[BEGIN Exercise material]

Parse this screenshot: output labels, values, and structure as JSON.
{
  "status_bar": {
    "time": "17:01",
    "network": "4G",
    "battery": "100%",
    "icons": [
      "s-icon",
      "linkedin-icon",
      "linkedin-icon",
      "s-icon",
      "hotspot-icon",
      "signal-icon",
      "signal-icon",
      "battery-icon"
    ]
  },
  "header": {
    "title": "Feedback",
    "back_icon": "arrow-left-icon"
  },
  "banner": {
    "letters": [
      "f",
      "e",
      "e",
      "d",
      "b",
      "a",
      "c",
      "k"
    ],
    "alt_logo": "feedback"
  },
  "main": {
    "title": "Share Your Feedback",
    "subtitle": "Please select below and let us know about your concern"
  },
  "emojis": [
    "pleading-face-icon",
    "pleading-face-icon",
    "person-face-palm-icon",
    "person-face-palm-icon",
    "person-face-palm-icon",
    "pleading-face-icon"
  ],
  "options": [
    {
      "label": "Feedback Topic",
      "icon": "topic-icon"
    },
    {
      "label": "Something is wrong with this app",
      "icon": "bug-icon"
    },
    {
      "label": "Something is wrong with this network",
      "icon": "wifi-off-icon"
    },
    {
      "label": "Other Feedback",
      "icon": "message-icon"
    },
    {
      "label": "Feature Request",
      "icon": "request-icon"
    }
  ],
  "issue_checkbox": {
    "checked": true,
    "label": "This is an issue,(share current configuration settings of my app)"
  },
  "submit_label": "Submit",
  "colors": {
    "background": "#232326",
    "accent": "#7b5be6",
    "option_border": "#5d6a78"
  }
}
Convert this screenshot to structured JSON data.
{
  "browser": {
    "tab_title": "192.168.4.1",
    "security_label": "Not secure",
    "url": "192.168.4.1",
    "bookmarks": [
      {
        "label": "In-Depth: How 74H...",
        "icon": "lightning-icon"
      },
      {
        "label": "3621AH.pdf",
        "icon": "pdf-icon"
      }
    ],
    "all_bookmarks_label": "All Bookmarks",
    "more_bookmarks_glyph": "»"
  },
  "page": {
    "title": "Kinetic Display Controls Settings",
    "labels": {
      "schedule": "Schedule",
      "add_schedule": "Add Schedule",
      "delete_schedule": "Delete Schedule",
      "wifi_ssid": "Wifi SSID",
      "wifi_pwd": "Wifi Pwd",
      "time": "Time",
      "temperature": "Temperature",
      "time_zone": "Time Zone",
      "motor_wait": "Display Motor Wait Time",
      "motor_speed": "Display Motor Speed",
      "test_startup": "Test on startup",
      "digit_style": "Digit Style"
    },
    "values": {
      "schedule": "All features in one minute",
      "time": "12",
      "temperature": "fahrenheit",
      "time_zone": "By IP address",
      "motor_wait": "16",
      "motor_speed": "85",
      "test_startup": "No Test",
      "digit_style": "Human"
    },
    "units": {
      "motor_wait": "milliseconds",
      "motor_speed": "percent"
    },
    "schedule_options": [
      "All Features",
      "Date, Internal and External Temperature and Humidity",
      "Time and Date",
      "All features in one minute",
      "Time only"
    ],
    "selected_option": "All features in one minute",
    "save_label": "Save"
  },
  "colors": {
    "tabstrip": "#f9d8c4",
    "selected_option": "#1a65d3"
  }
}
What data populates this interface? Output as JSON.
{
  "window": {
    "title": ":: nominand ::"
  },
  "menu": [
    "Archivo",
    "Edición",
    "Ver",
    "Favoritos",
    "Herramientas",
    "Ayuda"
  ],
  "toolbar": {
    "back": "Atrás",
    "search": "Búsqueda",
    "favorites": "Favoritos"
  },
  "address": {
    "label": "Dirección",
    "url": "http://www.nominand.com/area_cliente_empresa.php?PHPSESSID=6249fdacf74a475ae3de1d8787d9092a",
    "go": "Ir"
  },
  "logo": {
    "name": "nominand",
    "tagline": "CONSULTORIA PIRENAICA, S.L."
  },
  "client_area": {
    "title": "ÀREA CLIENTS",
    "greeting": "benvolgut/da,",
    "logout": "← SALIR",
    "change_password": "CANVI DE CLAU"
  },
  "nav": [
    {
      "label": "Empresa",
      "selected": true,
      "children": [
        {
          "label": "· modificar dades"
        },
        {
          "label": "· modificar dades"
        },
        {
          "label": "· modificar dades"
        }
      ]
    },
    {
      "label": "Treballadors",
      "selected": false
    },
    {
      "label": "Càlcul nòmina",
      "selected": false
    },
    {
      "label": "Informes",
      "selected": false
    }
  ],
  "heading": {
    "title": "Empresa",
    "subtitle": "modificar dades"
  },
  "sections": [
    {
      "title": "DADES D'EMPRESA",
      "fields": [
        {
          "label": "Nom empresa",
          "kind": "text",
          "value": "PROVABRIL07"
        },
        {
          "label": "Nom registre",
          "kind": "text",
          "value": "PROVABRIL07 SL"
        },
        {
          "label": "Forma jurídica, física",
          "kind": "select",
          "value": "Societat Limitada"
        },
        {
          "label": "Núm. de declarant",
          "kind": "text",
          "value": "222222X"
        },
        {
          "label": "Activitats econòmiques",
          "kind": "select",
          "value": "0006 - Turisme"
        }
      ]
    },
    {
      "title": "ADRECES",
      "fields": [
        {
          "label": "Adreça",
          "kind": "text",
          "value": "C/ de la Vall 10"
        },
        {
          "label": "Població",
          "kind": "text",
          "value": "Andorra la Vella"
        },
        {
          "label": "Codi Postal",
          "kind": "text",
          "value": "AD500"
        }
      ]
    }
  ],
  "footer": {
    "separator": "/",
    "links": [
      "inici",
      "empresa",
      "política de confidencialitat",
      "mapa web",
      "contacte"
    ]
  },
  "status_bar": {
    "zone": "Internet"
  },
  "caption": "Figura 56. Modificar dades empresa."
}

[END Exercise material]

## Exercise
Find the lines above that include the string "screenshot" and copy them.

## Correct response
Parse this screenshot: output labels, values, and structure as JSON.
Convert this screenshot to structured JSON data.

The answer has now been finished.